WHAT THE EXERCISE ASKS —
Repeat the lines that follow, leaving nothing out.

Dataset entries:
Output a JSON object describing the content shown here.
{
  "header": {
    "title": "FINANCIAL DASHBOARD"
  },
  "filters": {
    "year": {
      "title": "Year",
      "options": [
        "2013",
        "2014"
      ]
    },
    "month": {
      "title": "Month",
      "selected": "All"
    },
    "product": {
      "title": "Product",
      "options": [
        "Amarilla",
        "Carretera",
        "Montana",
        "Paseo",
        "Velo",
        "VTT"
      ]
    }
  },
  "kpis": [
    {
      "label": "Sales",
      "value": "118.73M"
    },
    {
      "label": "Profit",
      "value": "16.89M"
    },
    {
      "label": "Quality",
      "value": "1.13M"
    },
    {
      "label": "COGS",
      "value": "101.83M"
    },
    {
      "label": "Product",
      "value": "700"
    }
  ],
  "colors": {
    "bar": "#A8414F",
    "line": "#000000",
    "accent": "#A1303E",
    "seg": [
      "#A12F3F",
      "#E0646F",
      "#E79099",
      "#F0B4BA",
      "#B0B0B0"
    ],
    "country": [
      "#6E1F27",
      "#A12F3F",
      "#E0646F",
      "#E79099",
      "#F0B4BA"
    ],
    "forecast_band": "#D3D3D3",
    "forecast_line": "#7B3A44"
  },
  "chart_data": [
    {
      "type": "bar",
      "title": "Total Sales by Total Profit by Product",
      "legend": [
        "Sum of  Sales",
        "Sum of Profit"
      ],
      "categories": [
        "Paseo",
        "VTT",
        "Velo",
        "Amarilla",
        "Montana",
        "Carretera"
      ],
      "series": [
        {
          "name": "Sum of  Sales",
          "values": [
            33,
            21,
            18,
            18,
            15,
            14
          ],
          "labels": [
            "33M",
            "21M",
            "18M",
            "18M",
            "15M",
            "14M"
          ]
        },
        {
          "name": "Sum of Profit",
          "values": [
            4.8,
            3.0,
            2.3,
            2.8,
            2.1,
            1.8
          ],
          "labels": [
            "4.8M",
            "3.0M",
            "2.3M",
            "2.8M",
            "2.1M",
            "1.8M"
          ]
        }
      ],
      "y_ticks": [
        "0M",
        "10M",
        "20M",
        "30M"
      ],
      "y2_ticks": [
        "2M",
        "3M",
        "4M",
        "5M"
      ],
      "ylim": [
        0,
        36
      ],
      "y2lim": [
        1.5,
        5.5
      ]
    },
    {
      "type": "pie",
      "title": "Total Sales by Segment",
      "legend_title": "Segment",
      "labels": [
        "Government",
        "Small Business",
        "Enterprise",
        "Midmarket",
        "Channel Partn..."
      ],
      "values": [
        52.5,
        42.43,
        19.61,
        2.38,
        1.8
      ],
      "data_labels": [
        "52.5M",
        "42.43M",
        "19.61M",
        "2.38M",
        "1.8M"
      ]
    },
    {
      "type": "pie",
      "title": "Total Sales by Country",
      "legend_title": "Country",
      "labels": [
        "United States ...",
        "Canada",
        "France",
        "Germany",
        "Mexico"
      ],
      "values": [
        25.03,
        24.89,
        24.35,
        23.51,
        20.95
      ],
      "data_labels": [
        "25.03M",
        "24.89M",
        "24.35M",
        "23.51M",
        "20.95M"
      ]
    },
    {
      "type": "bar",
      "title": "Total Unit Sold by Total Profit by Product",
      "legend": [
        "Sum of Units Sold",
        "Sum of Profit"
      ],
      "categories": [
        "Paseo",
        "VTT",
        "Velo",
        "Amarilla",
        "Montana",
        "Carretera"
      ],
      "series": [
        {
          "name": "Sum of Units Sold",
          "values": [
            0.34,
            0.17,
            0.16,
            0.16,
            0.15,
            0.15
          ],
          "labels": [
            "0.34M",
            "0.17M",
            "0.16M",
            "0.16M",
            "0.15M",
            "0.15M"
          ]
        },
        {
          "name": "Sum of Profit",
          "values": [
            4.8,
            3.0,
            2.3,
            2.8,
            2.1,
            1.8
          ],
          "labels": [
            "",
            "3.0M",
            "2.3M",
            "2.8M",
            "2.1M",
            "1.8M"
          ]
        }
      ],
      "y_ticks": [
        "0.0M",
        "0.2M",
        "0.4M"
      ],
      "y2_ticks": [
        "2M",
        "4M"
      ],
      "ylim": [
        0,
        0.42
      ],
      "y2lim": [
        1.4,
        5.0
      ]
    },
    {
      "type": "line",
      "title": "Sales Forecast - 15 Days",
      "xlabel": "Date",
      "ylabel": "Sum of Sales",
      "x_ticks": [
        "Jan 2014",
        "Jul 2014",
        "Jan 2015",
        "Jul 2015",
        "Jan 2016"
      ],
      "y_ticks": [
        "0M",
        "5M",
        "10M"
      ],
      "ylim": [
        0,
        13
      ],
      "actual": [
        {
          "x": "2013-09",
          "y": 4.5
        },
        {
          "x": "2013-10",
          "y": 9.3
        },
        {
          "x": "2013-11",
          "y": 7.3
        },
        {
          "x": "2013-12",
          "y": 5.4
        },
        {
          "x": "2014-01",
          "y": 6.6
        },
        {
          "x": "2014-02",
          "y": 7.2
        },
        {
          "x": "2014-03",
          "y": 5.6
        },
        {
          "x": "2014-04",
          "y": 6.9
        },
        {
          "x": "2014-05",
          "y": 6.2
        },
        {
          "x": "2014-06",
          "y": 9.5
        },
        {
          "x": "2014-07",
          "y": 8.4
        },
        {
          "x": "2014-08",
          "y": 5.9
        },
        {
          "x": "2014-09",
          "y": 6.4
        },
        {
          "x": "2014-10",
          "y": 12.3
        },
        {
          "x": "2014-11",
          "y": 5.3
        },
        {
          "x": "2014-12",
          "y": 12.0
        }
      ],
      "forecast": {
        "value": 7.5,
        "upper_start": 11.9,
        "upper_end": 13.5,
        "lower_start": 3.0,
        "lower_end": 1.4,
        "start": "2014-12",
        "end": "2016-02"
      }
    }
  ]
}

SOLUTION BELOW —
Output a JSON object describing the content shown here.
{
  "header": {
    "title": "FINANCIAL DASHBOARD"
  },
  "filters": {
    "year": {
      "title": "Year",
      "options": [
        "2013",
        "2014"
      ]
    },
    "month": {
      "title": "Month",
      "selected": "All"
    },
    "product": {
      "title": "Product",
      "options": [
        "Amarilla",
        "Carretera",
        "Montana",
        "Paseo",
        "Velo",
        "VTT"
      ]
    }
  },
  "kpis": [
    {
      "label": "Sales",
      "value": "118.73M"
    },
    {
      "label": "Profit",
      "value": "16.89M"
    },
    {
      "label": "Quality",
      "value": "1.13M"
    },
    {
      "label": "COGS",
      "value": "101.83M"
    },
    {
      "label": "Product",
      "value": "700"
    }
  ],
  "colors": {
    "bar": "#A8414F",
    "line": "#000000",
    "accent": "#A1303E",
    "seg": [
      "#A12F3F",
      "#E0646F",
      "#E79099",
      "#F0B4BA",
      "#B0B0B0"
    ],
    "country": [
      "#6E1F27",
      "#A12F3F",
      "#E0646F",
      "#E79099",
      "#F0B4BA"
    ],
    "forecast_band": "#D3D3D3",
    "forecast_line": "#7B3A44"
  },
  "chart_data": [
    {
      "type": "bar",
      "title": "Total Sales by Total Profit by Product",
      "legend": [
        "Sum of  Sales",
        "Sum of Profit"
      ],
      "categories": [
        "Paseo",
        "VTT",
        "Velo",
        "Amarilla",
        "Montana",
        "Carretera"
      ],
      "series": [
        {
          "name": "Sum of  Sales",
          "values": [
            33,
            21,
            18,
            18,
            15,
            14
          ],
          "labels": [
            "33M",
            "21M",
            "18M",
            "18M",
            "15M",
            "14M"
          ]
        },
        {
          "name": "Sum of Profit",
          "values": [
            4.8,
            3.0,
            2.3,
            2.8,
            2.1,
            1.8
          ],
          "labels": [
            "4.8M",
            "3.0M",
            "2.3M",
            "2.8M",
            "2.1M",
            "1.8M"
          ]
        }
      ],
      "y_ticks": [
        "0M",
        "10M",
        "20M",
        "30M"
      ],
      "y2_ticks": [
        "2M",
        "3M",
        "4M",
        "5M"
      ],
      "ylim": [
        0,
        36
      ],
      "y2lim": [
        1.5,
        5.5
      ]
    },
    {
      "type": "pie",
      "title": "Total Sales by Segment",
      "legend_title": "Segment",
      "labels": [
        "Government",
        "Small Business",
        "Enterprise",
        "Midmarket",
        "Channel Partn..."
      ],
      "values": [
        52.5,
        42.43,
        19.61,
        2.38,
        1.8
      ],
      "data_labels": [
        "52.5M",
        "42.43M",
        "19.61M",
        "2.38M",
        "1.8M"
      ]
    },
    {
      "type": "pie",
      "title": "Total Sales by Country",
      "legend_title": "Country",
      "labels": [
        "United States ...",
        "Canada",
        "France",
        "Germany",
        "Mexico"
      ],
      "values": [
        25.03,
        24.89,
        24.35,
        23.51,
        20.95
      ],
      "data_labels": [
        "25.03M",
        "24.89M",
        "24.35M",
        "23.51M",
        "20.95M"
      ]
    },
    {
      "type": "bar",
      "title": "Total Unit Sold by Total Profit by Product",
      "legend": [
        "Sum of Units Sold",
        "Sum of Profit"
      ],
      "categories": [
        "Paseo",
        "VTT",
        "Velo",
        "Amarilla",
        "Montana",
        "Carretera"
      ],
      "series": [
        {
          "name": "Sum of Units Sold",
          "values": [
            0.34,
            0.17,
            0.16,
            0.16,
            0.15,
            0.15
          ],
          "labels": [
            "0.34M",
            "0.17M",
            "0.16M",
            "0.16M",
            "0.15M",
            "0.15M"
          ]
        },
        {
          "name": "Sum of Profit",
          "values": [
            4.8,
            3.0,
            2.3,
            2.8,
            2.1,
            1.8
          ],
          "labels": [
            "",
            "3.0M",
            "2.3M",
            "2.8M",
            "2.1M",
            "1.8M"
          ]
        }
      ],
      "y_ticks": [
        "0.0M",
        "0.2M",
        "0.4M"
      ],
      "y2_ticks": [
        "2M",
        "4M"
      ],
      "ylim": [
        0,
        0.42
      ],
      "y2lim": [
        1.4,
        5.0
      ]
    },
    {
      "type": "line",
      "title": "Sales Forecast - 15 Days",
      "xlabel": "Date",
      "ylabel": "Sum of Sales",
      "x_ticks": [
        "Jan 2014",
        "Jul 2014",
        "Jan 2015",
        "Jul 2015",
        "Jan 2016"
      ],
      "y_ticks": [
        "0M",
        "5M",
        "10M"
      ],
      "ylim": [
        0,
        13
      ],
      "actual": [
        {
          "x": "2013-09",
          "y": 4.5
        },
        {
          "x": "2013-10",
          "y": 9.3
        },
        {
          "x": "2013-11",
          "y": 7.3
        },
        {
          "x": "2013-12",
          "y": 5.4
        },
        {
          "x": "2014-01",
          "y": 6.6
        },
        {
          "x": "2014-02",
          "y": 7.2
        },
        {
          "x": "2014-03",
          "y": 5.6
        },
        {
          "x": "2014-04",
          "y": 6.9
        },
        {
          "x": "2014-05",
          "y": 6.2
        },
        {
          "x": "2014-06",
          "y": 9.5
        },
        {
          "x": "2014-07",
          "y": 8.4
        },
        {
          "x": "2014-08",
          "y": 5.9
        },
        {
          "x": "2014-09",
          "y": 6.4
        },
        {
          "x": "2014-10",
          "y": 12.3
        },
        {
          "x": "2014-11",
          "y": 5.3
        },
        {
          "x": "2014-12",
          "y": 12.0
        }
      ],
      "forecast": {
        "value": 7.5,
        "upper_start": 11.9,
        "upper_end": 13.5,
        "lower_start": 3.0,
        "lower_end": 1.4,
        "start": "2014-12",
        "end": "2016-02"
      }
    }
  ]
}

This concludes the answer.